* **SUPPLIED INFORMATION**:
┌──

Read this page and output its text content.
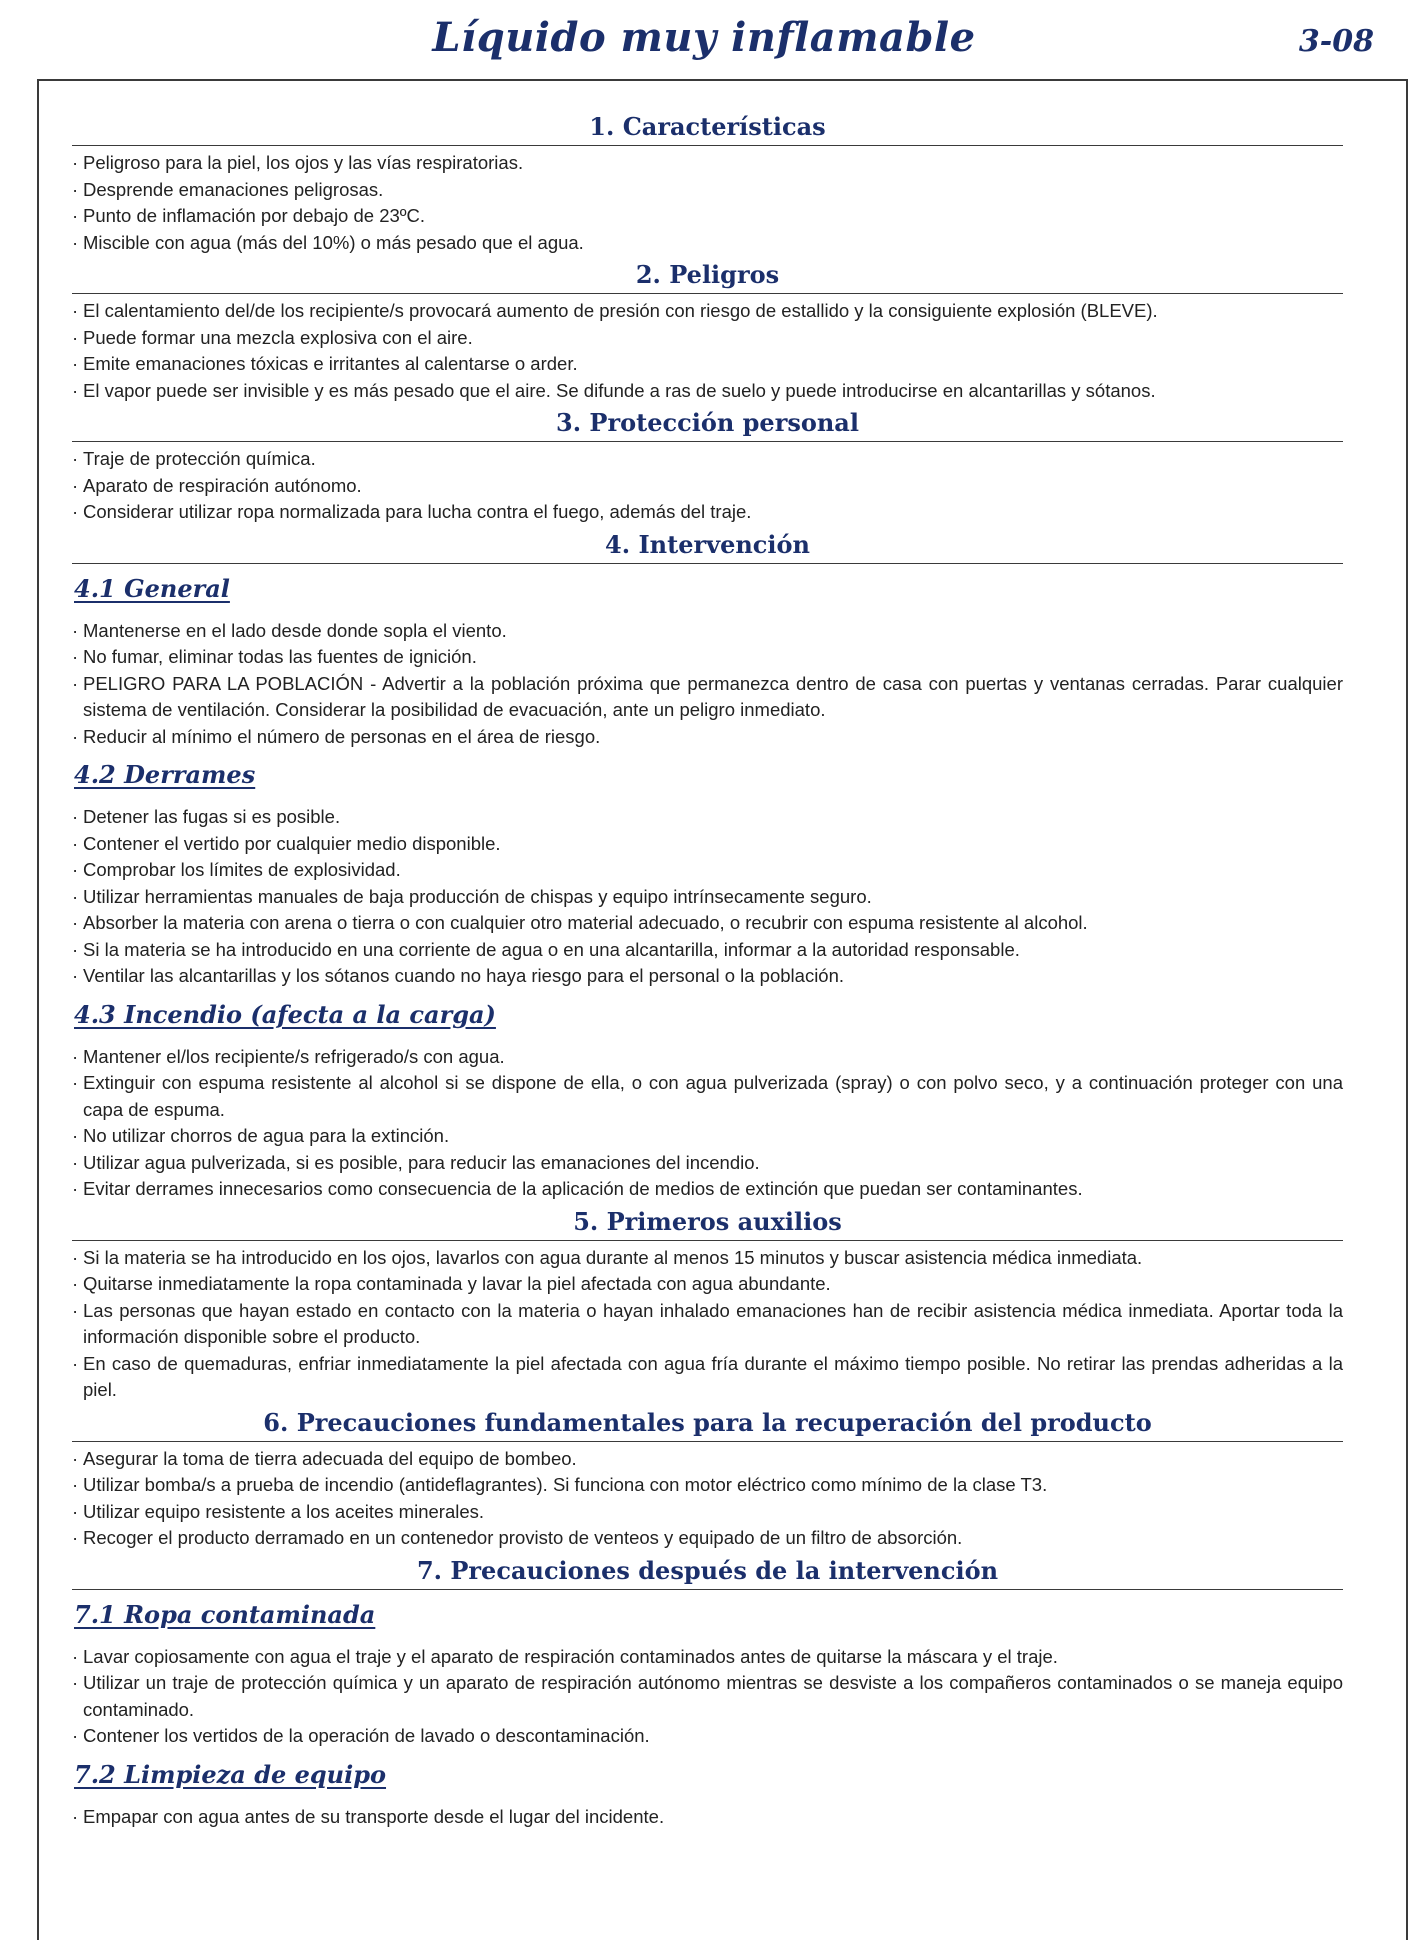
Líquido muy inflamable	3-08
1. Características
· Peligroso para la piel, los ojos y las vías respiratorias.
· Desprende emanaciones peligrosas.
· Punto de inflamación por debajo de 23ºC.
· Miscible con agua (más del 10%) o más pesado que el agua.
2. Peligros
· El calentamiento del/de los recipiente/s provocará aumento de presión con riesgo de estallido y la consiguiente explosión (BLEVE).
· Puede formar una mezcla explosiva con el aire.
· Emite emanaciones tóxicas e irritantes al calentarse o arder.
· El vapor puede ser invisible y es más pesado que el aire. Se difunde a ras de suelo y puede introducirse en alcantarillas y sótanos.
3. Protección personal
· Traje de protección química.
· Aparato de respiración autónomo.
· Considerar utilizar ropa normalizada para lucha contra el fuego, además del traje.
4. Intervención
4.1 General
· Mantenerse en el lado desde donde sopla el viento.
· No fumar, eliminar todas las fuentes de ignición.
· PELIGRO PARA LA POBLACIÓN - Advertir a la población próxima que permanezca dentro de casa con puertas y ventanas cerradas. Parar cualquier sistema de ventilación. Considerar la posibilidad de evacuación, ante un peligro inmediato.
· Reducir al mínimo el número de personas en el área de riesgo.
4.2 Derrames
· Detener las fugas si es posible.
· Contener el vertido por cualquier medio disponible.
· Comprobar los límites de explosividad.
· Utilizar herramientas manuales de baja producción de chispas y equipo intrínsecamente seguro.
· Absorber la materia con arena o tierra o con cualquier otro material adecuado, o recubrir con espuma resistente al alcohol.
· Si la materia se ha introducido en una corriente de agua o en una alcantarilla, informar a la autoridad responsable.
· Ventilar las alcantarillas y los sótanos cuando no haya riesgo para el personal o la población.
4.3 Incendio (afecta a la carga)
· Mantener el/los recipiente/s refrigerado/s con agua.
· Extinguir con espuma resistente al alcohol si se dispone de ella, o con agua pulverizada (spray) o con polvo seco, y a continuación proteger con una capa de espuma.
· No utilizar chorros de agua para la extinción.
· Utilizar agua pulverizada, si es posible, para reducir las emanaciones del incendio.
· Evitar derrames innecesarios como consecuencia de la aplicación de medios de extinción que puedan ser contaminantes.
5. Primeros auxilios
· Si la materia se ha introducido en los ojos, lavarlos con agua durante al menos 15 minutos y buscar asistencia médica inmediata.
· Quitarse inmediatamente la ropa contaminada y lavar la piel afectada con agua abundante.
· Las personas que hayan estado en contacto con la materia o hayan inhalado emanaciones han de recibir asistencia médica inmediata. Aportar toda la información disponible sobre el producto.
· En caso de quemaduras, enfriar inmediatamente la piel afectada con agua fría durante el máximo tiempo posible. No retirar las prendas adheridas a la piel.
6. Precauciones fundamentales para la recuperación del producto
· Asegurar la toma de tierra adecuada del equipo de bombeo.
· Utilizar bomba/s a prueba de incendio (antideflagrantes). Si funciona con motor eléctrico como mínimo de la clase T3.
· Utilizar equipo resistente a los aceites minerales.
· Recoger el producto derramado en un contenedor provisto de venteos y equipado de un filtro de absorción.
7. Precauciones después de la intervención
7.1 Ropa contaminada
· Lavar copiosamente con agua el traje y el aparato de respiración contaminados antes de quitarse la máscara y el traje.
· Utilizar un traje de protección química y un aparato de respiración autónomo mientras se desviste a los compañeros contaminados o se maneja equipo contaminado.
· Contener los vertidos de la operación de lavado o descontaminación.
7.2 Limpieza de equipo
· Empapar con agua antes de su transporte desde el lugar del incidente.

└──

Exclude the pictures and repeat every other part of the records word for word.

Read this page and output its text content.
Líquido muy inflamable	3-08
1. Características
· Peligroso para la piel, los ojos y las vías respiratorias.
· Desprende emanaciones peligrosas.
· Punto de inflamación por debajo de 23ºC.
· Miscible con agua (más del 10%) o más pesado que el agua.
2. Peligros
· El calentamiento del/de los recipiente/s provocará aumento de presión con riesgo de estallido y la consiguiente explosión (BLEVE).
· Puede formar una mezcla explosiva con el aire.
· Emite emanaciones tóxicas e irritantes al calentarse o arder.
· El vapor puede ser invisible y es más pesado que el aire. Se difunde a ras de suelo y puede introducirse en alcantarillas y sótanos.
3. Protección personal
· Traje de protección química.
· Aparato de respiración autónomo.
· Considerar utilizar ropa normalizada para lucha contra el fuego, además del traje.
4. Intervención
4.1 General
· Mantenerse en el lado desde donde sopla el viento.
· No fumar, eliminar todas las fuentes de ignición.
· PELIGRO PARA LA POBLACIÓN - Advertir a la población próxima que permanezca dentro de casa con puertas y ventanas cerradas. Parar cualquier sistema de ventilación. Considerar la posibilidad de evacuación, ante un peligro inmediato.
· Reducir al mínimo el número de personas en el área de riesgo.
4.2 Derrames
· Detener las fugas si es posible.
· Contener el vertido por cualquier medio disponible.
· Comprobar los límites de explosividad.
· Utilizar herramientas manuales de baja producción de chispas y equipo intrínsecamente seguro.
· Absorber la materia con arena o tierra o con cualquier otro material adecuado, o recubrir con espuma resistente al alcohol.
· Si la materia se ha introducido en una corriente de agua o en una alcantarilla, informar a la autoridad responsable.
· Ventilar las alcantarillas y los sótanos cuando no haya riesgo para el personal o la población.
4.3 Incendio (afecta a la carga)
· Mantener el/los recipiente/s refrigerado/s con agua.
· Extinguir con espuma resistente al alcohol si se dispone de ella, o con agua pulverizada (spray) o con polvo seco, y a continuación proteger con una capa de espuma.
· No utilizar chorros de agua para la extinción.
· Utilizar agua pulverizada, si es posible, para reducir las emanaciones del incendio.
· Evitar derrames innecesarios como consecuencia de la aplicación de medios de extinción que puedan ser contaminantes.
5. Primeros auxilios
· Si la materia se ha introducido en los ojos, lavarlos con agua durante al menos 15 minutos y buscar asistencia médica inmediata.
· Quitarse inmediatamente la ropa contaminada y lavar la piel afectada con agua abundante.
· Las personas que hayan estado en contacto con la materia o hayan inhalado emanaciones han de recibir asistencia médica inmediata. Aportar toda la información disponible sobre el producto.
· En caso de quemaduras, enfriar inmediatamente la piel afectada con agua fría durante el máximo tiempo posible. No retirar las prendas adheridas a la piel.
6. Precauciones fundamentales para la recuperación del producto
· Asegurar la toma de tierra adecuada del equipo de bombeo.
· Utilizar bomba/s a prueba de incendio (antideflagrantes). Si funciona con motor eléctrico como mínimo de la clase T3.
· Utilizar equipo resistente a los aceites minerales.
· Recoger el producto derramado en un contenedor provisto de venteos y equipado de un filtro de absorción.
7. Precauciones después de la intervención
7.1 Ropa contaminada
· Lavar copiosamente con agua el traje y el aparato de respiración contaminados antes de quitarse la máscara y el traje.
· Utilizar un traje de protección química y un aparato de respiración autónomo mientras se desviste a los compañeros contaminados o se maneja equipo contaminado.
· Contener los vertidos de la operación de lavado o descontaminación.
7.2 Limpieza de equipo
· Empapar con agua antes de su transporte desde el lugar del incidente.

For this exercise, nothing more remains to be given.